───── Provided information

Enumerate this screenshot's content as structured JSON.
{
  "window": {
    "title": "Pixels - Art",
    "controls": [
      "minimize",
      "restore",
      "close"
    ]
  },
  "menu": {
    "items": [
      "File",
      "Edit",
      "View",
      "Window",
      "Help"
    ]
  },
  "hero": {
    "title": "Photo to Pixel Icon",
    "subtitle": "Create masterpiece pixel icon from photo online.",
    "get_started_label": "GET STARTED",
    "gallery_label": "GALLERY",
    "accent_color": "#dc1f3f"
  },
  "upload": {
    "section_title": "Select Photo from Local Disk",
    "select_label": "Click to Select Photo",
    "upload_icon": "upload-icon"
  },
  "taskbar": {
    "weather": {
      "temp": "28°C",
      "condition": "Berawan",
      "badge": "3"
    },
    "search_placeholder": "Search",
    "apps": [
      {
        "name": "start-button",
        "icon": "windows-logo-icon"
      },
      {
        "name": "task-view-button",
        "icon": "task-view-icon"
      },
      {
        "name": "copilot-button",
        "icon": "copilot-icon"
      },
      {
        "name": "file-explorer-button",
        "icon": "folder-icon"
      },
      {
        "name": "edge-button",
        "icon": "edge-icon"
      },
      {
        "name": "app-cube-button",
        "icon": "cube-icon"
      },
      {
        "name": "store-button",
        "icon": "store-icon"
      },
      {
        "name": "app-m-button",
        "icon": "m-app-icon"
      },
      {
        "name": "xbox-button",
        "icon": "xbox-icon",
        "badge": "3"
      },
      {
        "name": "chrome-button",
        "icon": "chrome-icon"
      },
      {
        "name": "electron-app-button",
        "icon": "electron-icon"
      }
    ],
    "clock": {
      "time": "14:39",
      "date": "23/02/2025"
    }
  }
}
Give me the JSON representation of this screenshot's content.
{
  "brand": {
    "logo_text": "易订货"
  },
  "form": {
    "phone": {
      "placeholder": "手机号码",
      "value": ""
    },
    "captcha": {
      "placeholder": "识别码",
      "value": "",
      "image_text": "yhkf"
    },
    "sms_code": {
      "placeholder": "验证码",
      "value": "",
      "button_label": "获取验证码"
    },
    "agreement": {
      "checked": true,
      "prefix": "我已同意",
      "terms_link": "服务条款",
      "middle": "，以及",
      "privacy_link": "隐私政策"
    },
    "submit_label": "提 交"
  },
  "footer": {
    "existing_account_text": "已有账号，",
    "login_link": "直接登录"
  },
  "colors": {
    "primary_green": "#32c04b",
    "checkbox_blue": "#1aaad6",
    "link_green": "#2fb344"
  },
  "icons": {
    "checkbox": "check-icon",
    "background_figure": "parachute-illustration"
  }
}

──────────

### Task objective
Repeat, word for word, every line from the line that contains "Give me the" to the end of the entries; include both of those lines and no others.

### Output for this task
Give me the JSON representation of this screenshot's content.
{
  "brand": {
    "logo_text": "易订货"
  },
  "form": {
    "phone": {
      "placeholder": "手机号码",
      "value": ""
    },
    "captcha": {
      "placeholder": "识别码",
      "value": "",
      "image_text": "yhkf"
    },
    "sms_code": {
      "placeholder": "验证码",
      "value": "",
      "button_label": "获取验证码"
    },
    "agreement": {
      "checked": true,
      "prefix": "我已同意",
      "terms_link": "服务条款",
      "middle": "，以及",
      "privacy_link": "隐私政策"
    },
    "submit_label": "提 交"
  },
  "footer": {
    "existing_account_text": "已有账号，",
    "login_link": "直接登录"
  },
  "colors": {
    "primary_green": "#32c04b",
    "checkbox_blue": "#1aaad6",
    "link_green": "#2fb344"
  },
  "icons": {
    "checkbox": "check-icon",
    "background_figure": "parachute-illustration"
  }
}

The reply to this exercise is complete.